MATERIAL SHOWN:
---
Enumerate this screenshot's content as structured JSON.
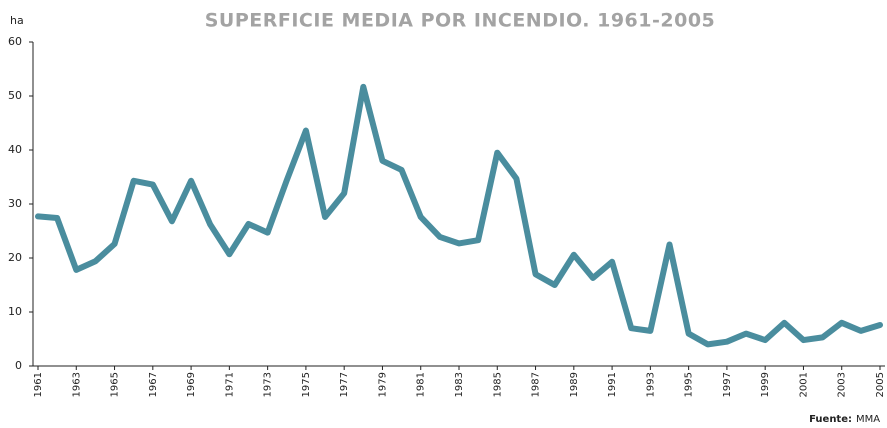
{
  "chart_data": {
    "type": "line",
    "title": "SUPERFICIE MEDIA POR INCENDIO. 1961-2005",
    "y_label": "ha",
    "source_label": "Fuente:",
    "source": "MMA",
    "x": [
      1961,
      1962,
      1963,
      1964,
      1965,
      1966,
      1967,
      1968,
      1969,
      1970,
      1971,
      1972,
      1973,
      1974,
      1975,
      1976,
      1977,
      1978,
      1979,
      1980,
      1981,
      1982,
      1983,
      1984,
      1985,
      1986,
      1987,
      1988,
      1989,
      1990,
      1991,
      1992,
      1993,
      1994,
      1995,
      1996,
      1997,
      1998,
      1999,
      2000,
      2001,
      2002,
      2003,
      2004,
      2005
    ],
    "series": [
      {
        "name": "ha",
        "color": "#4a8d9e",
        "values": [
          27.7,
          27.4,
          17.8,
          19.4,
          22.6,
          34.3,
          33.6,
          26.8,
          34.3,
          26.2,
          20.7,
          26.3,
          24.7,
          34.4,
          43.6,
          27.6,
          32.0,
          51.7,
          38.0,
          36.3,
          27.6,
          23.9,
          22.7,
          23.3,
          39.5,
          34.7,
          17.0,
          15.0,
          20.6,
          16.3,
          19.3,
          7.0,
          6.5,
          22.5,
          6.0,
          4.0,
          4.5,
          6.0,
          4.8,
          8.0,
          4.8,
          5.3,
          8.0,
          6.5,
          7.6
        ]
      }
    ],
    "xlim": [
      1961,
      2005
    ],
    "xticks": [
      1961,
      1963,
      1965,
      1967,
      1969,
      1971,
      1973,
      1975,
      1977,
      1979,
      1981,
      1983,
      1985,
      1987,
      1989,
      1991,
      1993,
      1995,
      1997,
      1999,
      2001,
      2003,
      2005
    ],
    "ylim": [
      0,
      60
    ],
    "yticks": [
      0,
      10,
      20,
      30,
      40,
      50,
      60
    ]
  }
}
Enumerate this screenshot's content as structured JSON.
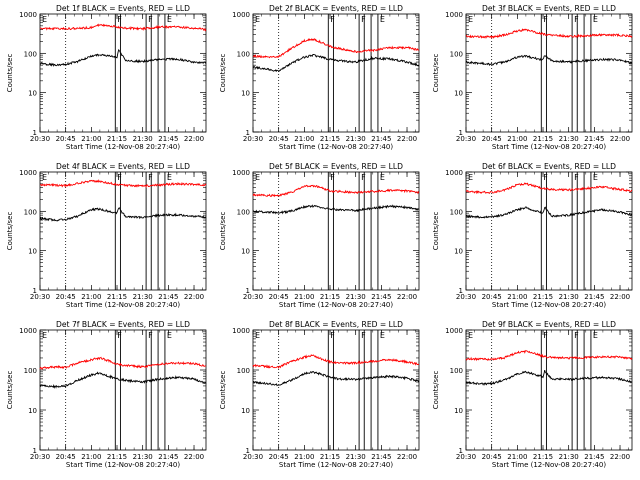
{
  "figure": {
    "x_ticks": [
      "20:30",
      "20:45",
      "21:00",
      "21:15",
      "21:30",
      "21:45",
      "22:00"
    ],
    "y_ticks": [
      "1",
      "10",
      "100",
      "1000"
    ],
    "ylabel": "Counts/sec",
    "xlabel": "Start Time (12-Nov-08 20:27:40)",
    "marker_labels": [
      "E",
      "F",
      "F",
      "E"
    ]
  },
  "colors": {
    "events": "#000000",
    "lld": "#ff0000"
  },
  "chart_data": [
    {
      "type": "line",
      "title": "Det 1f BLACK = Events, RED = LLD",
      "ylabel": "Counts/sec",
      "xlabel": "Start Time (12-Nov-08 20:27:40)",
      "ylim": [
        1,
        1000
      ],
      "y_scale": "log",
      "x_range": [
        "20:30",
        "22:07"
      ],
      "series": [
        {
          "color": "red",
          "x": [
            "20:30",
            "20:45",
            "21:00",
            "21:05",
            "21:15",
            "21:20",
            "21:30",
            "21:40",
            "21:50",
            "22:00",
            "22:07"
          ],
          "values": [
            430,
            420,
            450,
            530,
            470,
            440,
            420,
            470,
            470,
            440,
            400
          ]
        },
        {
          "color": "black",
          "x": [
            "20:30",
            "20:40",
            "20:45",
            "20:52",
            "21:00",
            "21:05",
            "21:10",
            "21:15",
            "21:16",
            "21:20",
            "21:30",
            "21:40",
            "21:50",
            "22:00",
            "22:07"
          ],
          "values": [
            55,
            50,
            52,
            62,
            85,
            92,
            85,
            80,
            120,
            65,
            62,
            70,
            72,
            60,
            58
          ]
        }
      ],
      "markers": [
        "20:45",
        "21:14",
        "21:17",
        "21:32",
        "21:35",
        "21:39",
        "21:43"
      ]
    },
    {
      "type": "line",
      "title": "Det 2f BLACK = Events, RED = LLD",
      "ylabel": "Counts/sec",
      "xlabel": "Start Time (12-Nov-08 20:27:40)",
      "ylim": [
        1,
        1000
      ],
      "y_scale": "log",
      "x_range": [
        "20:30",
        "22:07"
      ],
      "series": [
        {
          "color": "red",
          "x": [
            "20:30",
            "20:40",
            "20:45",
            "20:52",
            "21:00",
            "21:05",
            "21:10",
            "21:15",
            "21:20",
            "21:30",
            "21:40",
            "21:50",
            "22:00",
            "22:07"
          ],
          "values": [
            85,
            80,
            82,
            130,
            210,
            230,
            190,
            150,
            135,
            110,
            120,
            140,
            140,
            120
          ]
        },
        {
          "color": "black",
          "x": [
            "20:30",
            "20:40",
            "20:45",
            "20:52",
            "21:00",
            "21:05",
            "21:10",
            "21:15",
            "21:20",
            "21:30",
            "21:40",
            "21:50",
            "22:00",
            "22:07"
          ],
          "values": [
            45,
            38,
            35,
            55,
            80,
            90,
            80,
            70,
            65,
            60,
            75,
            72,
            60,
            50
          ]
        }
      ],
      "markers": [
        "20:45",
        "21:14",
        "21:17",
        "21:32",
        "21:35",
        "21:39",
        "21:43"
      ]
    },
    {
      "type": "line",
      "title": "Det 3f BLACK = Events, RED = LLD",
      "ylabel": "Counts/sec",
      "xlabel": "Start Time (12-Nov-08 20:27:40)",
      "ylim": [
        1,
        1000
      ],
      "y_scale": "log",
      "x_range": [
        "20:30",
        "22:07"
      ],
      "series": [
        {
          "color": "red",
          "x": [
            "20:30",
            "20:45",
            "20:52",
            "21:00",
            "21:05",
            "21:10",
            "21:15",
            "21:20",
            "21:30",
            "21:40",
            "21:50",
            "22:00",
            "22:07"
          ],
          "values": [
            270,
            260,
            290,
            370,
            400,
            350,
            310,
            290,
            270,
            280,
            300,
            290,
            270
          ]
        },
        {
          "color": "black",
          "x": [
            "20:30",
            "20:40",
            "20:45",
            "20:52",
            "21:00",
            "21:05",
            "21:10",
            "21:15",
            "21:16",
            "21:20",
            "21:30",
            "21:40",
            "21:50",
            "22:00",
            "22:07"
          ],
          "values": [
            60,
            55,
            52,
            60,
            80,
            85,
            75,
            68,
            90,
            65,
            60,
            65,
            70,
            68,
            55
          ]
        }
      ],
      "markers": [
        "20:45",
        "21:14",
        "21:17",
        "21:32",
        "21:35",
        "21:39",
        "21:43"
      ]
    },
    {
      "type": "line",
      "title": "Det 4f BLACK = Events, RED = LLD",
      "ylabel": "Counts/sec",
      "xlabel": "Start Time (12-Nov-08 20:27:40)",
      "ylim": [
        1,
        1000
      ],
      "y_scale": "log",
      "x_range": [
        "20:30",
        "22:07"
      ],
      "series": [
        {
          "color": "red",
          "x": [
            "20:30",
            "20:45",
            "20:52",
            "21:00",
            "21:05",
            "21:10",
            "21:15",
            "21:20",
            "21:30",
            "21:40",
            "21:50",
            "22:00",
            "22:07"
          ],
          "values": [
            480,
            450,
            520,
            590,
            580,
            530,
            480,
            460,
            440,
            470,
            500,
            480,
            470
          ]
        },
        {
          "color": "black",
          "x": [
            "20:30",
            "20:40",
            "20:45",
            "20:52",
            "21:00",
            "21:05",
            "21:10",
            "21:15",
            "21:16",
            "21:20",
            "21:30",
            "21:40",
            "21:50",
            "22:00",
            "22:07"
          ],
          "values": [
            65,
            60,
            62,
            75,
            110,
            115,
            100,
            90,
            125,
            72,
            70,
            80,
            82,
            75,
            70
          ]
        }
      ],
      "markers": [
        "20:45",
        "21:14",
        "21:17",
        "21:32",
        "21:35",
        "21:39",
        "21:43"
      ]
    },
    {
      "type": "line",
      "title": "Det 5f BLACK = Events, RED = LLD",
      "ylabel": "Counts/sec",
      "xlabel": "Start Time (12-Nov-08 20:27:40)",
      "ylim": [
        1,
        1000
      ],
      "y_scale": "log",
      "x_range": [
        "20:30",
        "22:07"
      ],
      "series": [
        {
          "color": "red",
          "x": [
            "20:30",
            "20:45",
            "20:52",
            "21:00",
            "21:05",
            "21:10",
            "21:15",
            "21:20",
            "21:30",
            "21:40",
            "21:50",
            "22:00",
            "22:07"
          ],
          "values": [
            260,
            250,
            300,
            430,
            450,
            400,
            330,
            320,
            300,
            320,
            340,
            330,
            300
          ]
        },
        {
          "color": "black",
          "x": [
            "20:30",
            "20:40",
            "20:45",
            "20:52",
            "21:00",
            "21:05",
            "21:10",
            "21:15",
            "21:20",
            "21:30",
            "21:40",
            "21:50",
            "22:00",
            "22:07"
          ],
          "values": [
            100,
            95,
            92,
            100,
            130,
            135,
            125,
            115,
            110,
            105,
            120,
            135,
            125,
            110
          ]
        }
      ],
      "markers": [
        "20:45",
        "21:14",
        "21:17",
        "21:32",
        "21:35",
        "21:39",
        "21:43"
      ]
    },
    {
      "type": "line",
      "title": "Det 6f BLACK = Events, RED = LLD",
      "ylabel": "Counts/sec",
      "xlabel": "Start Time (12-Nov-08 20:27:40)",
      "ylim": [
        1,
        1000
      ],
      "y_scale": "log",
      "x_range": [
        "20:30",
        "22:07"
      ],
      "series": [
        {
          "color": "red",
          "x": [
            "20:30",
            "20:45",
            "20:52",
            "21:00",
            "21:05",
            "21:10",
            "21:15",
            "21:20",
            "21:30",
            "21:40",
            "21:50",
            "22:00",
            "22:07"
          ],
          "values": [
            320,
            300,
            340,
            470,
            500,
            440,
            380,
            360,
            350,
            380,
            420,
            360,
            330
          ]
        },
        {
          "color": "black",
          "x": [
            "20:30",
            "20:40",
            "20:45",
            "20:52",
            "21:00",
            "21:05",
            "21:10",
            "21:15",
            "21:16",
            "21:20",
            "21:30",
            "21:40",
            "21:50",
            "22:00",
            "22:07"
          ],
          "values": [
            75,
            70,
            72,
            80,
            110,
            125,
            105,
            90,
            130,
            75,
            80,
            95,
            110,
            95,
            80
          ]
        }
      ],
      "markers": [
        "20:45",
        "21:14",
        "21:17",
        "21:32",
        "21:35",
        "21:39",
        "21:43"
      ]
    },
    {
      "type": "line",
      "title": "Det 7f BLACK = Events, RED = LLD",
      "ylabel": "Counts/sec",
      "xlabel": "Start Time (12-Nov-08 20:27:40)",
      "ylim": [
        1,
        1000
      ],
      "y_scale": "log",
      "x_range": [
        "20:30",
        "22:07"
      ],
      "series": [
        {
          "color": "red",
          "x": [
            "20:30",
            "20:40",
            "20:45",
            "20:52",
            "21:00",
            "21:05",
            "21:10",
            "21:15",
            "21:20",
            "21:30",
            "21:40",
            "21:50",
            "22:00",
            "22:07"
          ],
          "values": [
            110,
            120,
            115,
            150,
            180,
            200,
            170,
            140,
            130,
            120,
            140,
            150,
            145,
            125
          ]
        },
        {
          "color": "black",
          "x": [
            "20:30",
            "20:40",
            "20:45",
            "20:52",
            "21:00",
            "21:05",
            "21:10",
            "21:15",
            "21:20",
            "21:30",
            "21:40",
            "21:50",
            "22:00",
            "22:07"
          ],
          "values": [
            42,
            38,
            40,
            55,
            75,
            85,
            70,
            60,
            55,
            50,
            60,
            65,
            60,
            45
          ]
        }
      ],
      "markers": [
        "20:45",
        "21:14",
        "21:17",
        "21:32",
        "21:35",
        "21:39",
        "21:43"
      ]
    },
    {
      "type": "line",
      "title": "Det 8f BLACK = Events, RED = LLD",
      "ylabel": "Counts/sec",
      "xlabel": "Start Time (12-Nov-08 20:27:40)",
      "ylim": [
        1,
        1000
      ],
      "y_scale": "log",
      "x_range": [
        "20:30",
        "22:07"
      ],
      "series": [
        {
          "color": "red",
          "x": [
            "20:30",
            "20:40",
            "20:45",
            "20:52",
            "21:00",
            "21:05",
            "21:10",
            "21:15",
            "21:20",
            "21:30",
            "21:40",
            "21:50",
            "22:00",
            "22:07"
          ],
          "values": [
            130,
            120,
            118,
            160,
            210,
            230,
            190,
            160,
            150,
            150,
            165,
            180,
            160,
            140
          ]
        },
        {
          "color": "black",
          "x": [
            "20:30",
            "20:40",
            "20:45",
            "20:52",
            "21:00",
            "21:05",
            "21:10",
            "21:15",
            "21:20",
            "21:30",
            "21:40",
            "21:50",
            "22:00",
            "22:07"
          ],
          "values": [
            50,
            45,
            42,
            55,
            80,
            90,
            78,
            65,
            60,
            58,
            65,
            70,
            62,
            52
          ]
        }
      ],
      "markers": [
        "20:45",
        "21:14",
        "21:17",
        "21:32",
        "21:35",
        "21:39",
        "21:43"
      ]
    },
    {
      "type": "line",
      "title": "Det 9f BLACK = Events, RED = LLD",
      "ylabel": "Counts/sec",
      "xlabel": "Start Time (12-Nov-08 20:27:40)",
      "ylim": [
        1,
        1000
      ],
      "y_scale": "log",
      "x_range": [
        "20:30",
        "22:07"
      ],
      "series": [
        {
          "color": "red",
          "x": [
            "20:30",
            "20:45",
            "20:52",
            "21:00",
            "21:05",
            "21:10",
            "21:15",
            "21:20",
            "21:30",
            "21:40",
            "21:50",
            "22:00",
            "22:07"
          ],
          "values": [
            190,
            185,
            200,
            270,
            290,
            260,
            220,
            205,
            200,
            205,
            215,
            210,
            195
          ]
        },
        {
          "color": "black",
          "x": [
            "20:30",
            "20:40",
            "20:45",
            "20:52",
            "21:00",
            "21:05",
            "21:10",
            "21:15",
            "21:16",
            "21:20",
            "21:30",
            "21:40",
            "21:50",
            "22:00",
            "22:07"
          ],
          "values": [
            48,
            45,
            46,
            55,
            80,
            90,
            78,
            68,
            95,
            60,
            58,
            62,
            65,
            60,
            50
          ]
        }
      ],
      "markers": [
        "20:45",
        "21:14",
        "21:17",
        "21:32",
        "21:35",
        "21:39",
        "21:43"
      ]
    }
  ]
}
---
What is the number of lines above that hold the string "title"? Answer with that number alone.

OUTPUT FOR THIS TASK: 10